### DIRECTION:
Repeat every line exactly, keeping the pictures out of the copy.

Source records
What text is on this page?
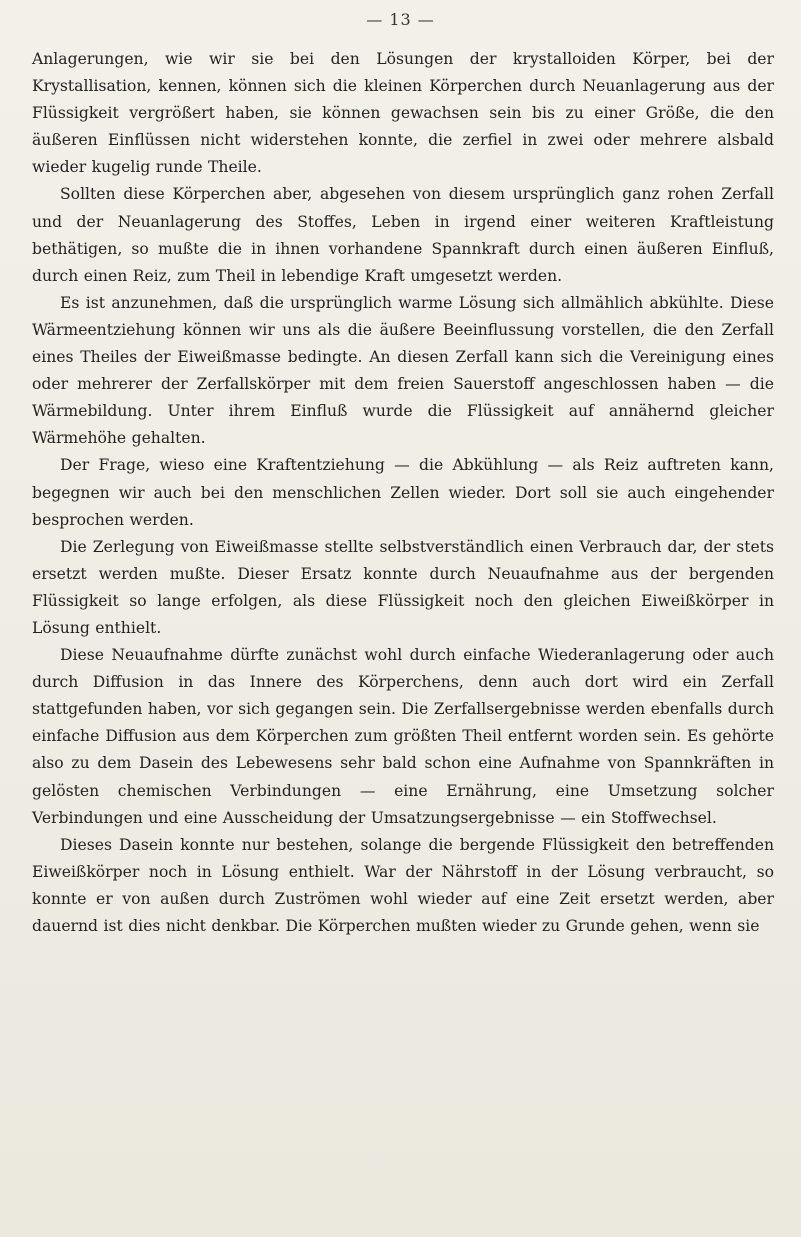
— 13 —

Anlagerungen, wie wir sie bei den Lösungen der krystalloiden Körper, bei der Krystallisation, kennen, können sich die kleinen Körperchen durch Neuanlagerung aus der Flüssigkeit vergrößert haben, sie können gewachsen sein bis zu einer Größe, die den äußeren Einflüssen nicht widerstehen konnte, die zerfiel in zwei oder mehrere alsbald wieder kugelig runde Theile.

Sollten diese Körperchen aber, abgesehen von diesem ursprünglich ganz rohen Zerfall und der Neuanlagerung des Stoffes, Leben in irgend einer weiteren Kraftleistung bethätigen, so mußte die in ihnen vorhandene Spannkraft durch einen äußeren Einfluß, durch einen Reiz, zum Theil in lebendige Kraft umgesetzt werden.

Es ist anzunehmen, daß die ursprünglich warme Lösung sich allmählich abkühlte. Diese Wärmeentziehung können wir uns als die äußere Beeinflussung vorstellen, die den Zerfall eines Theiles der Eiweißmasse bedingte. An diesen Zerfall kann sich die Vereinigung eines oder mehrerer der Zerfallskörper mit dem freien Sauerstoff angeschlossen haben — die Wärmebildung. Unter ihrem Einfluß wurde die Flüssigkeit auf annähernd gleicher Wärmehöhe gehalten.

Der Frage, wieso eine Kraftentziehung — die Abkühlung — als Reiz auftreten kann, begegnen wir auch bei den menschlichen Zellen wieder. Dort soll sie auch eingehender besprochen werden.

Die Zerlegung von Eiweißmasse stellte selbstverständlich einen Verbrauch dar, der stets ersetzt werden mußte. Dieser Ersatz konnte durch Neuaufnahme aus der bergenden Flüssigkeit so lange erfolgen, als diese Flüssigkeit noch den gleichen Eiweißkörper in Lösung enthielt.

Diese Neuaufnahme dürfte zunächst wohl durch einfache Wiederanlagerung oder auch durch Diffusion in das Innere des Körperchens, denn auch dort wird ein Zerfall stattgefunden haben, vor sich gegangen sein. Die Zerfallsergebnisse werden ebenfalls durch einfache Diffusion aus dem Körperchen zum größten Theil entfernt worden sein. Es gehörte also zu dem Dasein des Lebewesens sehr bald schon eine Aufnahme von Spannkräften in gelösten chemischen Verbindungen — eine Ernährung, eine Umsetzung solcher Verbindungen und eine Ausscheidung der Umsatzungsergebnisse — ein Stoffwechsel.

Dieses Dasein konnte nur bestehen, solange die bergende Flüssigkeit den betreffenden Eiweißkörper noch in Lösung enthielt. War der Nährstoff in der Lösung verbraucht, so konnte er von außen durch Zuströmen wohl wieder auf eine Zeit ersetzt werden, aber dauernd ist dies nicht denkbar. Die Körperchen mußten wieder zu Grunde gehen, wenn sie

### RESPONSE:
What text is on this page?
— 13 —

Anlagerungen, wie wir sie bei den Lösungen der krystalloiden Körper, bei der Krystallisation, kennen, können sich die kleinen Körperchen durch Neuanlagerung aus der Flüssigkeit vergrößert haben, sie können gewachsen sein bis zu einer Größe, die den äußeren Einflüssen nicht widerstehen konnte, die zerfiel in zwei oder mehrere alsbald wieder kugelig runde Theile.

Sollten diese Körperchen aber, abgesehen von diesem ursprünglich ganz rohen Zerfall und der Neuanlagerung des Stoffes, Leben in irgend einer weiteren Kraftleistung bethätigen, so mußte die in ihnen vorhandene Spannkraft durch einen äußeren Einfluß, durch einen Reiz, zum Theil in lebendige Kraft umgesetzt werden.

Es ist anzunehmen, daß die ursprünglich warme Lösung sich allmählich abkühlte. Diese Wärmeentziehung können wir uns als die äußere Beeinflussung vorstellen, die den Zerfall eines Theiles der Eiweißmasse bedingte. An diesen Zerfall kann sich die Vereinigung eines oder mehrerer der Zerfallskörper mit dem freien Sauerstoff angeschlossen haben — die Wärmebildung. Unter ihrem Einfluß wurde die Flüssigkeit auf annähernd gleicher Wärmehöhe gehalten.

Der Frage, wieso eine Kraftentziehung — die Abkühlung — als Reiz auftreten kann, begegnen wir auch bei den menschlichen Zellen wieder. Dort soll sie auch eingehender besprochen werden.

Die Zerlegung von Eiweißmasse stellte selbstverständlich einen Verbrauch dar, der stets ersetzt werden mußte. Dieser Ersatz konnte durch Neuaufnahme aus der bergenden Flüssigkeit so lange erfolgen, als diese Flüssigkeit noch den gleichen Eiweißkörper in Lösung enthielt.

Diese Neuaufnahme dürfte zunächst wohl durch einfache Wiederanlagerung oder auch durch Diffusion in das Innere des Körperchens, denn auch dort wird ein Zerfall stattgefunden haben, vor sich gegangen sein. Die Zerfallsergebnisse werden ebenfalls durch einfache Diffusion aus dem Körperchen zum größten Theil entfernt worden sein. Es gehörte also zu dem Dasein des Lebewesens sehr bald schon eine Aufnahme von Spannkräften in gelösten chemischen Verbindungen — eine Ernährung, eine Umsetzung solcher Verbindungen und eine Ausscheidung der Umsatzungsergebnisse — ein Stoffwechsel.

Dieses Dasein konnte nur bestehen, solange die bergende Flüssigkeit den betreffenden Eiweißkörper noch in Lösung enthielt. War der Nährstoff in der Lösung verbraucht, so konnte er von außen durch Zuströmen wohl wieder auf eine Zeit ersetzt werden, aber dauernd ist dies nicht denkbar. Die Körperchen mußten wieder zu Grunde gehen, wenn sie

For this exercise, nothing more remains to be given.